→ **WHAT TO WORK ON**
a) In the post on hidden gauge symmetry, what is the reparameterization of fields often referred to as?
b) Rewrite the post on hidden gauge symmetry, beginning at the words "In this construction, we" and stopping after "it is not).", with "inhomogeneously" changed to "non-homogeneously".

→ **TEXT BLOCK**

# Hidden gauge symmetry in spontaneously broken phase?

Throughout this post I will be using Weinberg's notation. When a global symmetry group $$G$$ is spontaneously broken down to a subgroup $$H$$, it is often useful to reparametrize whatever fields that make up your theory in terms of fields which better reflect the low energy degrees of freedom. This reparameterization is often referred to as the coset construction of the low energy effective action.

In the coset construction, there a few objects that can be constructed, which ensure that whatever action you write down with them will remain invariant under the full group $$G$$, even though it is only manifestly invariant under $$H$$. In the interest of making this question compact, I won't go through all of the justifications of the construction, but simply state the results that are relevant.

In the end, you will arrive at three objects: $$H$$-matter fields $$\tilde{\psi}$$, a notion of an $$H$$-covariant derivative $$\mathcal{D}_{\mu}=\partial_{\mu}+it_iE_{i\mu}$$, where $$t_i$$ are the generators of $$H$$, and $$E_{i\mu}$$ is built out of the goldstone fields, and $$D_{a\mu}$$ fields which encode the derivative of the goldstone fields in an $$H$$-covariant way. The theorem is that any $$H$$ invariant lagrangian built out of $$\tilde{\psi}$$, $$\mathcal{D}_{\mu}\tilde{\psi}$$, and $$D_{a\mu}$$ is invariant with respect to $$G$$.

In this construction, we arrive at $$E_{i\mu}$$ which looks very much like an $$H$$-gauge field, in that it transforms inhomogeneously with respect to $$g\in G$$ $$t_iE_{i\mu}\to h(\xi,g)\big(t_iE_{i\mu}\big)h^{-1}(\xi,g)+i(\partial_{\mu}h(\xi,g))h^{-1}(\xi,g)$$ Where $$h(\xi,g)\in H$$ depends on the Goldstone fields $$\xi_a(x)$$. For completeness, here are the other transformations under $$g\in G$$

$$\tilde{\psi}\to h(\xi,g)\tilde{\psi}$$ $$x_aD_{a\mu}\to h(\xi,g)\big(x_aD_{a\mu}\big)h^{-1}(\xi,g)$$

With $$x_a$$ the broken generators. Essentially, the global $$G$$ invariance "looks" like an $$H$$-gauge symmetry (but it is not).

→ **EXTRACTED ENTRIES**
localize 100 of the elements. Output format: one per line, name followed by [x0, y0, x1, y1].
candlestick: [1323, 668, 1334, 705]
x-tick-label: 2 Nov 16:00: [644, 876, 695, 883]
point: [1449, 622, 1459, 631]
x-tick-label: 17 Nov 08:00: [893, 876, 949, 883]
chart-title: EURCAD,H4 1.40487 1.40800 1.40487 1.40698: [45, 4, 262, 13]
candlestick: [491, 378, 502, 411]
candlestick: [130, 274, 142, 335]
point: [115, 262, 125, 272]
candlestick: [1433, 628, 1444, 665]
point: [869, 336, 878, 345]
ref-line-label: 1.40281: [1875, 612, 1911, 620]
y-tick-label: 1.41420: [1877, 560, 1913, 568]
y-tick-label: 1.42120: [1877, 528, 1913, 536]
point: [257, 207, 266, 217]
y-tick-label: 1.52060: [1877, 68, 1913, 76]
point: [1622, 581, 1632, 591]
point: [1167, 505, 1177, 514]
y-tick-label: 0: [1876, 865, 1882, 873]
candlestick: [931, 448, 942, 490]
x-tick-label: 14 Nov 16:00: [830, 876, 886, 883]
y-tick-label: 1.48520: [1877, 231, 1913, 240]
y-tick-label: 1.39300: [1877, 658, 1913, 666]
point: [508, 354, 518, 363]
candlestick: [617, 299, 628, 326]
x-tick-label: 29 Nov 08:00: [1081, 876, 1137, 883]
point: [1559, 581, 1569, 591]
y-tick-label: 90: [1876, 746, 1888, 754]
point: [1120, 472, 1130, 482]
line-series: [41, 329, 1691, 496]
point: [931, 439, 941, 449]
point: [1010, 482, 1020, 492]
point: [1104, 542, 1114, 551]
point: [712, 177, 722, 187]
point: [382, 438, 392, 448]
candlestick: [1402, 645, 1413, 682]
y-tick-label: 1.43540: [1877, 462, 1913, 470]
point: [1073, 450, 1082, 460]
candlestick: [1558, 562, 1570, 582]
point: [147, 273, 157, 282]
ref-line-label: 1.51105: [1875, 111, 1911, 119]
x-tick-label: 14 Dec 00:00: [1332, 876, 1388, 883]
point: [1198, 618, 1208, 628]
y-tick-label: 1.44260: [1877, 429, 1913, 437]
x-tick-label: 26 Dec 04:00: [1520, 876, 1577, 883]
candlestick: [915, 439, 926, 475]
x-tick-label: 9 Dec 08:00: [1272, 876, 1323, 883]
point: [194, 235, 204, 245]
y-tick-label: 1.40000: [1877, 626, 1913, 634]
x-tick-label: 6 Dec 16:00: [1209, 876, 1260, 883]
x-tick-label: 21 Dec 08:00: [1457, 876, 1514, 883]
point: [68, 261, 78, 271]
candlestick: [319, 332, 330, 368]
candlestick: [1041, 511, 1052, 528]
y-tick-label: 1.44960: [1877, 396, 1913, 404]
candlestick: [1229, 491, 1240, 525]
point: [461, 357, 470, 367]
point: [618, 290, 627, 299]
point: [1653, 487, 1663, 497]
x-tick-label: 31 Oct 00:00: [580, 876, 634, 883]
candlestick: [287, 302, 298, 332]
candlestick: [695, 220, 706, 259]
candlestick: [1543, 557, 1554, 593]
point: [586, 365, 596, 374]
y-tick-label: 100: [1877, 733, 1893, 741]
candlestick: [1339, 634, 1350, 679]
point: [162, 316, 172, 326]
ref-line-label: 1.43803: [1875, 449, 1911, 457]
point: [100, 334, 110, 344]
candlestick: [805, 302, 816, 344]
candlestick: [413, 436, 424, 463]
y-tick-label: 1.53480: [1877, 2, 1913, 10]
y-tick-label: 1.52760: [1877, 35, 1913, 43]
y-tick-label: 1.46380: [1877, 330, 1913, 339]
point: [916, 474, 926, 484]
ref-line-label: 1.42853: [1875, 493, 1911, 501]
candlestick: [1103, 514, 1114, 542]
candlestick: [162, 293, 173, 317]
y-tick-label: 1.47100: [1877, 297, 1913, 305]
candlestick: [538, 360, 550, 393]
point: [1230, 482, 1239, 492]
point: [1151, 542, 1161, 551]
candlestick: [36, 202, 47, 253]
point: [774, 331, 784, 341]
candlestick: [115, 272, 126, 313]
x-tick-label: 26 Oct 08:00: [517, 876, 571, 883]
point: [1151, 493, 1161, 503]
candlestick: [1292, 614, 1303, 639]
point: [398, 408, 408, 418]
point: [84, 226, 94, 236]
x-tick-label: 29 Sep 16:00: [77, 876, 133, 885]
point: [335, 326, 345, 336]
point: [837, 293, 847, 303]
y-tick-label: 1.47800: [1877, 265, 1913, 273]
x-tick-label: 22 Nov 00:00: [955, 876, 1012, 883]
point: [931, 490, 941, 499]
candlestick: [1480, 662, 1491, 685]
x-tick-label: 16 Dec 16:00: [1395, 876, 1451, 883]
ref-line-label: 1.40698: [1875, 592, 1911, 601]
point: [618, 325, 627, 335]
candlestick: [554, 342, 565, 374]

→ **FINAL ANSWERS**
a) The coset construction of the low energy effective action.

b)
In this construction, we arrive at $$E_{i\mu}$$ which looks very much like an $$H$$-gauge field, in that it transforms non-homogeneously with respect to $$g\in G$$ $$t_iE_{i\mu}\to h(\xi,g)\big(t_iE_{i\mu}\big)h^{-1}(\xi,g)+i(\partial_{\mu}h(\xi,g))h^{-1}(\xi,g)$$ Where $$h(\xi,g)\in H$$ depends on the Goldstone fields $$\xi_a(x)$$. For completeness, here are the other transformations under $$g\in G$$

$$\tilde{\psi}\to h(\xi,g)\tilde{\psi}$$ $$x_aD_{a\mu}\to h(\xi,g)\big(x_aD_{a\mu}\big)h^{-1}(\xi,g)$$

With $$x_a$$ the broken generators. Essentially, the global $$G$$ invariance "looks" like an $$H$$-gauge symmetry (but it is not).